> _Description of the task_: Copy every entry exactly as given, minus the images.

══ Source material ══

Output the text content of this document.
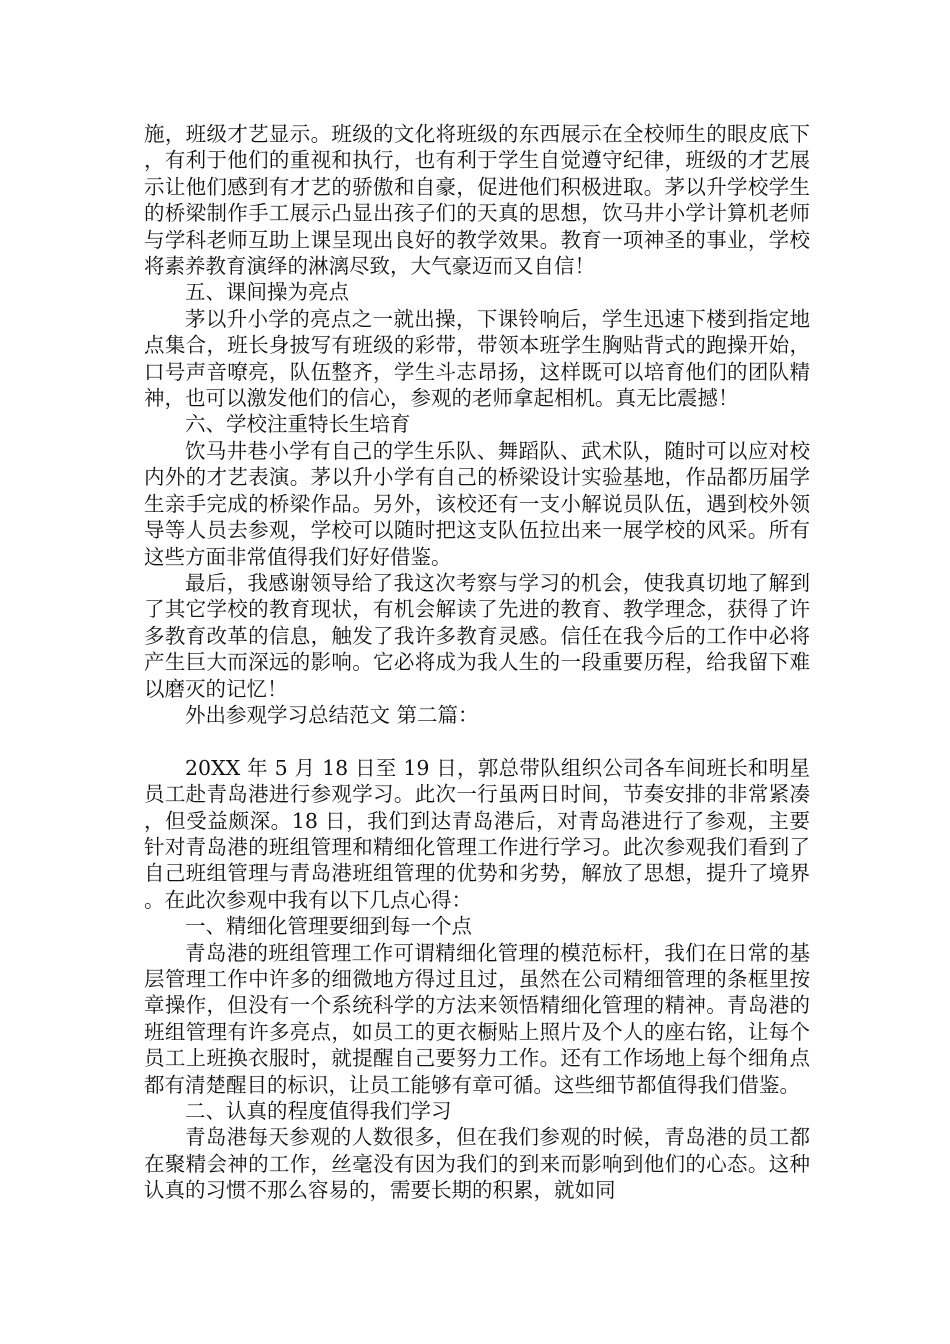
施，班级才艺显示。班级的文化将班级的东西展示在全校师生的眼皮底下，有利于他们的重视和执行，也有利于学生自觉遵守纪律，班级的才艺展示让他们感到有才艺的骄傲和自豪，促进他们积极进取。茅以升学校学生的桥梁制作手工展示凸显出孩子们的天真的思想，饮马井小学计算机老师与学科老师互助上课呈现出良好的教学效果。教育一项神圣的事业，学校将素养教育演绎的淋漓尽致，大气豪迈而又自信！

五、课间操为亮点

茅以升小学的亮点之一就出操，下课铃响后，学生迅速下楼到指定地点集合，班长身披写有班级的彩带，带领本班学生胸贴背式的跑操开始，口号声音嘹亮，队伍整齐，学生斗志昂扬，这样既可以培育他们的团队精神，也可以激发他们的信心，参观的老师拿起相机。真无比震撼！

六、学校注重特长生培育

饮马井巷小学有自己的学生乐队、舞蹈队、武术队，随时可以应对校内外的才艺表演。茅以升小学有自己的桥梁设计实验基地，作品都历届学生亲手完成的桥梁作品。另外，该校还有一支小解说员队伍，遇到校外领导等人员去参观，学校可以随时把这支队伍拉出来一展学校的风采。所有这些方面非常值得我们好好借鉴。

最后，我感谢领导给了我这次考察与学习的机会，使我真切地了解到了其它学校的教育现状，有机会解读了先进的教育、教学理念，获得了许多教育改革的信息，触发了我许多教育灵感。信任在我今后的工作中必将产生巨大而深远的影响。它必将成为我人生的一段重要历程，给我留下难以磨灭的记忆！

外出参观学习总结范文 第二篇：

20XX 年 5 月 18 日至 19 日，郭总带队组织公司各车间班长和明星员工赴青岛港进行参观学习。此次一行虽两日时间，节奏安排的非常紧凑，但受益颇深。18 日，我们到达青岛港后，对青岛港进行了参观，主要针对青岛港的班组管理和精细化管理工作进行学习。此次参观我们看到了自己班组管理与青岛港班组管理的优势和劣势，解放了思想，提升了境界。在此次参观中我有以下几点心得：

一、精细化管理要细到每一个点

青岛港的班组管理工作可谓精细化管理的模范标杆，我们在日常的基层管理工作中许多的细微地方得过且过，虽然在公司精细管理的条框里按章操作，但没有一个系统科学的方法来领悟精细化管理的精神。青岛港的班组管理有许多亮点，如员工的更衣橱贴上照片及个人的座右铭，让每个员工上班换衣服时，就提醒自己要努力工作。还有工作场地上每个细角点都有清楚醒目的标识，让员工能够有章可循。这些细节都值得我们借鉴。

二、认真的程度值得我们学习

青岛港每天参观的人数很多，但在我们参观的时候，青岛港的员工都在聚精会神的工作，丝毫没有因为我们的到来而影响到他们的心态。这种认真的习惯不那么容易的，需要长期的积累，就如同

═══

> _Full solution_:
Output the text content of this document.
施，班级才艺显示。班级的文化将班级的东西展示在全校师生的眼皮底下，有利于他们的重视和执行，也有利于学生自觉遵守纪律，班级的才艺展示让他们感到有才艺的骄傲和自豪，促进他们积极进取。茅以升学校学生的桥梁制作手工展示凸显出孩子们的天真的思想，饮马井小学计算机老师与学科老师互助上课呈现出良好的教学效果。教育一项神圣的事业，学校将素养教育演绎的淋漓尽致，大气豪迈而又自信！

五、课间操为亮点

茅以升小学的亮点之一就出操，下课铃响后，学生迅速下楼到指定地点集合，班长身披写有班级的彩带，带领本班学生胸贴背式的跑操开始，口号声音嘹亮，队伍整齐，学生斗志昂扬，这样既可以培育他们的团队精神，也可以激发他们的信心，参观的老师拿起相机。真无比震撼！

六、学校注重特长生培育

饮马井巷小学有自己的学生乐队、舞蹈队、武术队，随时可以应对校内外的才艺表演。茅以升小学有自己的桥梁设计实验基地，作品都历届学生亲手完成的桥梁作品。另外，该校还有一支小解说员队伍，遇到校外领导等人员去参观，学校可以随时把这支队伍拉出来一展学校的风采。所有这些方面非常值得我们好好借鉴。

最后，我感谢领导给了我这次考察与学习的机会，使我真切地了解到了其它学校的教育现状，有机会解读了先进的教育、教学理念，获得了许多教育改革的信息，触发了我许多教育灵感。信任在我今后的工作中必将产生巨大而深远的影响。它必将成为我人生的一段重要历程，给我留下难以磨灭的记忆！

外出参观学习总结范文 第二篇：

20XX 年 5 月 18 日至 19 日，郭总带队组织公司各车间班长和明星员工赴青岛港进行参观学习。此次一行虽两日时间，节奏安排的非常紧凑，但受益颇深。18 日，我们到达青岛港后，对青岛港进行了参观，主要针对青岛港的班组管理和精细化管理工作进行学习。此次参观我们看到了自己班组管理与青岛港班组管理的优势和劣势，解放了思想，提升了境界。在此次参观中我有以下几点心得：

一、精细化管理要细到每一个点

青岛港的班组管理工作可谓精细化管理的模范标杆，我们在日常的基层管理工作中许多的细微地方得过且过，虽然在公司精细管理的条框里按章操作，但没有一个系统科学的方法来领悟精细化管理的精神。青岛港的班组管理有许多亮点，如员工的更衣橱贴上照片及个人的座右铭，让每个员工上班换衣服时，就提醒自己要努力工作。还有工作场地上每个细角点都有清楚醒目的标识，让员工能够有章可循。这些细节都值得我们借鉴。

二、认真的程度值得我们学习

青岛港每天参观的人数很多，但在我们参观的时候，青岛港的员工都在聚精会神的工作，丝毫没有因为我们的到来而影响到他们的心态。这种认真的习惯不那么容易的，需要长期的积累，就如同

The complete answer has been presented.